-- Start of Records to process --

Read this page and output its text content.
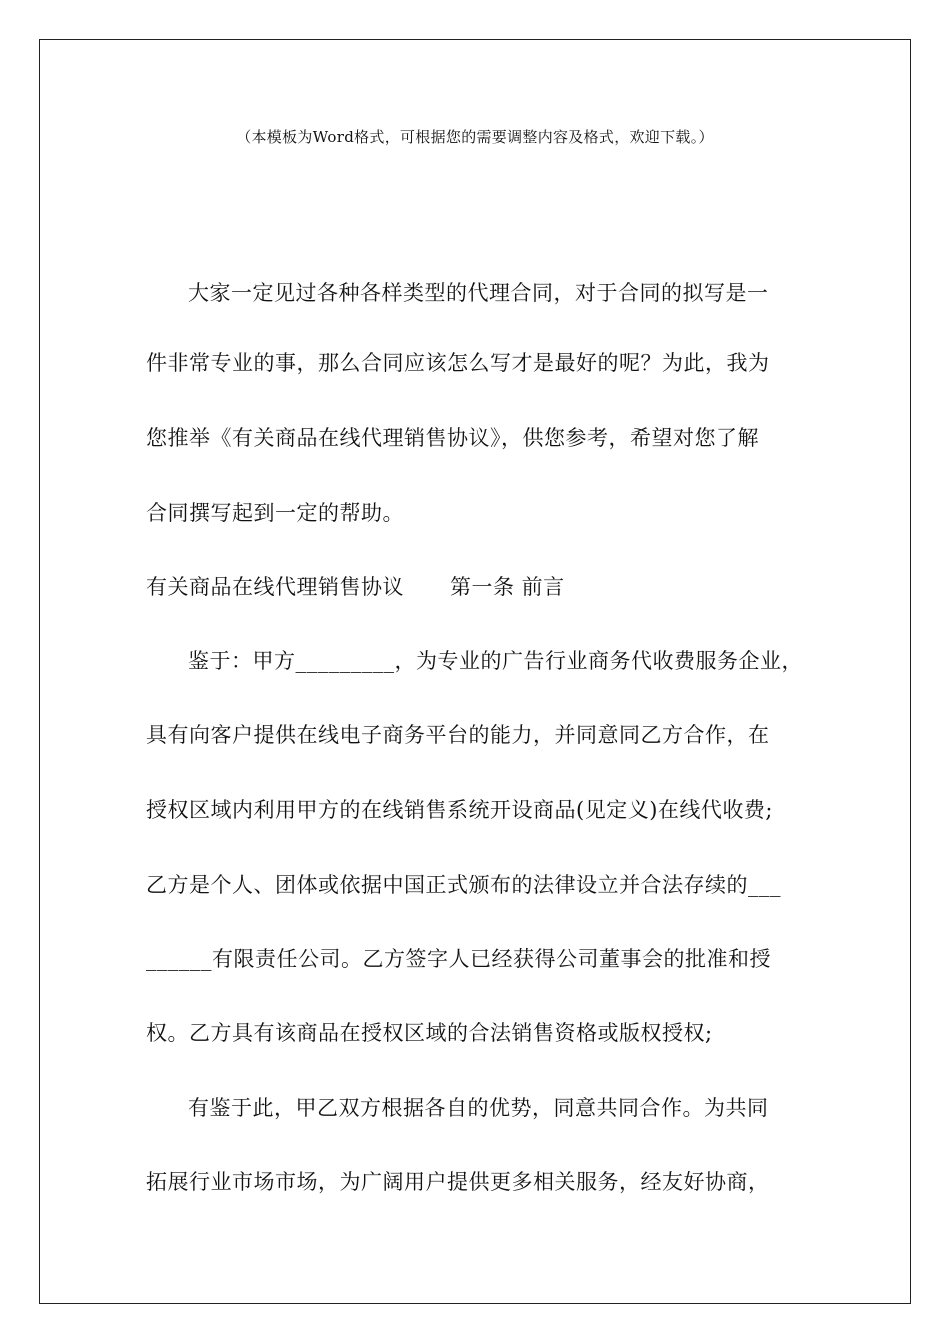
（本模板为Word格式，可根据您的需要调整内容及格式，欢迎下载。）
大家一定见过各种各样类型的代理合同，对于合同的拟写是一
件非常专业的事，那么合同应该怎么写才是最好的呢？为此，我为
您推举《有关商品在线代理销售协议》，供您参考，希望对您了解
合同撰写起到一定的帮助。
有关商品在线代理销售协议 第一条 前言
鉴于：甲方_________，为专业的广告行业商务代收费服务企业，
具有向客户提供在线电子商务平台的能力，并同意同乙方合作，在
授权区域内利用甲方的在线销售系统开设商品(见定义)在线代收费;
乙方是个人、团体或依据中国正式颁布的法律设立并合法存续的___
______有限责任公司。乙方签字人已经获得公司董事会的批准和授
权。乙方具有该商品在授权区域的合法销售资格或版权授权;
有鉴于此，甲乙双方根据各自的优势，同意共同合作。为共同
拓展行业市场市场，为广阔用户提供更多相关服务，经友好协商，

-- End of Records to process --

Goal →
Reproduce the entries above without change, omitting all pictures.

Completed task →
Read this page and output its text content.
（本模板为Word格式，可根据您的需要调整内容及格式，欢迎下载。）
大家一定见过各种各样类型的代理合同，对于合同的拟写是一
件非常专业的事，那么合同应该怎么写才是最好的呢？为此，我为
您推举《有关商品在线代理销售协议》，供您参考，希望对您了解
合同撰写起到一定的帮助。
有关商品在线代理销售协议 第一条 前言
鉴于：甲方_________，为专业的广告行业商务代收费服务企业，
具有向客户提供在线电子商务平台的能力，并同意同乙方合作，在
授权区域内利用甲方的在线销售系统开设商品(见定义)在线代收费;
乙方是个人、团体或依据中国正式颁布的法律设立并合法存续的___
______有限责任公司。乙方签字人已经获得公司董事会的批准和授
权。乙方具有该商品在授权区域的合法销售资格或版权授权;
有鉴于此，甲乙双方根据各自的优势，同意共同合作。为共同
拓展行业市场市场，为广阔用户提供更多相关服务，经友好协商，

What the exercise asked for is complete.